▶ [OBJECTIVE]: Every line from the one with "OCR this image." through the end of the records below should be restated word for word, and nothing outside that span.
****************
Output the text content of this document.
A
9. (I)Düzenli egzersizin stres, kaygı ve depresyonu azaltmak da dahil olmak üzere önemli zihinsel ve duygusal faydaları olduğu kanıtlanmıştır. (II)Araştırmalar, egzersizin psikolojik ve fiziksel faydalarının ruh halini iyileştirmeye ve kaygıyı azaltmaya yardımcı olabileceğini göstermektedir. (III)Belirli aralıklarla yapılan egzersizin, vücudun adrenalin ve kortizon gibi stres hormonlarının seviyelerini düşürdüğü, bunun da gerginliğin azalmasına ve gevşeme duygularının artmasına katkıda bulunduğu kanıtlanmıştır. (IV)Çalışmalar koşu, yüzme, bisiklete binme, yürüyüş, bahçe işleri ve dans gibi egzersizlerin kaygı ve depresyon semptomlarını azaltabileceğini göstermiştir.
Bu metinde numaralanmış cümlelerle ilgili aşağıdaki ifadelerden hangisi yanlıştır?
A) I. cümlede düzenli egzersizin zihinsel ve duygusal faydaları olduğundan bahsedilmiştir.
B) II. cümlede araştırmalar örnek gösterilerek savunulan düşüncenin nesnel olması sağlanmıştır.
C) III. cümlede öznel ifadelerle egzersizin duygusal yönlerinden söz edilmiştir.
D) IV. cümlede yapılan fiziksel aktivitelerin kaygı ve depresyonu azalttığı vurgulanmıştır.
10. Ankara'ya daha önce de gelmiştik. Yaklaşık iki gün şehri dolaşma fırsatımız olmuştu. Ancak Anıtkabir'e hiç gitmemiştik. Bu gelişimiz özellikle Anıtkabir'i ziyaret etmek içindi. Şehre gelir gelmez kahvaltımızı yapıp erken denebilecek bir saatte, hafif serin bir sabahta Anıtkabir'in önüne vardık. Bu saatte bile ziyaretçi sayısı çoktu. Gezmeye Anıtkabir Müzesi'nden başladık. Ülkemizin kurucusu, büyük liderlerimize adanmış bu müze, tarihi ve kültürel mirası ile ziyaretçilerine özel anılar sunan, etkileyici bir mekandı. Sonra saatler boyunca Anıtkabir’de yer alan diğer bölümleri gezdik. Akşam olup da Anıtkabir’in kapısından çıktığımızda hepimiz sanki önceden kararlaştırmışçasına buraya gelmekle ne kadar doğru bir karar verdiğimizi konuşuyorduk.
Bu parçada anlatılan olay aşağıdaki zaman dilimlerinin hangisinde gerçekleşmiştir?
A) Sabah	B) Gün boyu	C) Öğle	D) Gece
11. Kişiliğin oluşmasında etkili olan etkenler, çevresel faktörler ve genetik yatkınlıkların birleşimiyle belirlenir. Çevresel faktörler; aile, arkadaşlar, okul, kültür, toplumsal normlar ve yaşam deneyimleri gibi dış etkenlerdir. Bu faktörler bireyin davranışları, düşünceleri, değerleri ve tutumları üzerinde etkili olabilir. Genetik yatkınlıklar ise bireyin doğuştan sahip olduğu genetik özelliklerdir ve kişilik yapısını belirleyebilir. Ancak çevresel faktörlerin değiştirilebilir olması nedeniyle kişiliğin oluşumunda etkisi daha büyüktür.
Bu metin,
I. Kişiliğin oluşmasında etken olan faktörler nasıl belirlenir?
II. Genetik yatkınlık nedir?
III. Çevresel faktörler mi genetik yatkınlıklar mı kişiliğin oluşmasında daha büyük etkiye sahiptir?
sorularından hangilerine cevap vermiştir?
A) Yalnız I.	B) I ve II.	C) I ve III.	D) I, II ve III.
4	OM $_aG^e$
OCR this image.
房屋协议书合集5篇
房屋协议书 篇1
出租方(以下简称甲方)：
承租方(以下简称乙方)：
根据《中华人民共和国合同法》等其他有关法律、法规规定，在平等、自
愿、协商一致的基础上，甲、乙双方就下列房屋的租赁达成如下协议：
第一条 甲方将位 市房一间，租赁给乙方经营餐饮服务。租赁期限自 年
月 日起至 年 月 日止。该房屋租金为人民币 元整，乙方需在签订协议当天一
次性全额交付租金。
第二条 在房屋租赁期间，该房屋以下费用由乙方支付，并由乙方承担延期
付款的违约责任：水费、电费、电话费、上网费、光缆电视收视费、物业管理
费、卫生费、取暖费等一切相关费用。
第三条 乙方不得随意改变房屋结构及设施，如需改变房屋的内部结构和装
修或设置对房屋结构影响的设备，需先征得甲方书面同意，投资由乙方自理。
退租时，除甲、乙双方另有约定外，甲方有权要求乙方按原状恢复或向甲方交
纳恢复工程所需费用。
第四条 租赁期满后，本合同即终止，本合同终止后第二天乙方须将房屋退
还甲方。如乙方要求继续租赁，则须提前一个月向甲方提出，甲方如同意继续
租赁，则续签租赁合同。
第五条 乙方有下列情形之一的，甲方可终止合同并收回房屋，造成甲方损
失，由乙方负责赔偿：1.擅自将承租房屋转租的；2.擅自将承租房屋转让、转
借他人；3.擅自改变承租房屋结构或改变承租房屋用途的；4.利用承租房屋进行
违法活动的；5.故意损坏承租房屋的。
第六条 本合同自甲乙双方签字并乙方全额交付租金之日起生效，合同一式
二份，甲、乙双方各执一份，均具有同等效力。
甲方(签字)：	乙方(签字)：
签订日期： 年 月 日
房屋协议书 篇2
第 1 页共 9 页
****************
▶ [ANSWER TO THE EXERCISE]:
OCR this image.
房屋协议书合集5篇
房屋协议书 篇1
出租方(以下简称甲方)：
承租方(以下简称乙方)：
根据《中华人民共和国合同法》等其他有关法律、法规规定，在平等、自
愿、协商一致的基础上，甲、乙双方就下列房屋的租赁达成如下协议：
第一条 甲方将位 市房一间，租赁给乙方经营餐饮服务。租赁期限自 年
月 日起至 年 月 日止。该房屋租金为人民币 元整，乙方需在签订协议当天一
次性全额交付租金。
第二条 在房屋租赁期间，该房屋以下费用由乙方支付，并由乙方承担延期
付款的违约责任：水费、电费、电话费、上网费、光缆电视收视费、物业管理
费、卫生费、取暖费等一切相关费用。
第三条 乙方不得随意改变房屋结构及设施，如需改变房屋的内部结构和装
修或设置对房屋结构影响的设备，需先征得甲方书面同意，投资由乙方自理。
退租时，除甲、乙双方另有约定外，甲方有权要求乙方按原状恢复或向甲方交
纳恢复工程所需费用。
第四条 租赁期满后，本合同即终止，本合同终止后第二天乙方须将房屋退
还甲方。如乙方要求继续租赁，则须提前一个月向甲方提出，甲方如同意继续
租赁，则续签租赁合同。
第五条 乙方有下列情形之一的，甲方可终止合同并收回房屋，造成甲方损
失，由乙方负责赔偿：1.擅自将承租房屋转租的；2.擅自将承租房屋转让、转
借他人；3.擅自改变承租房屋结构或改变承租房屋用途的；4.利用承租房屋进行
违法活动的；5.故意损坏承租房屋的。
第六条 本合同自甲乙双方签字并乙方全额交付租金之日起生效，合同一式
二份，甲、乙双方各执一份，均具有同等效力。
甲方(签字)：	乙方(签字)：
签订日期： 年 月 日
房屋协议书 篇2
第 1 页共 9 页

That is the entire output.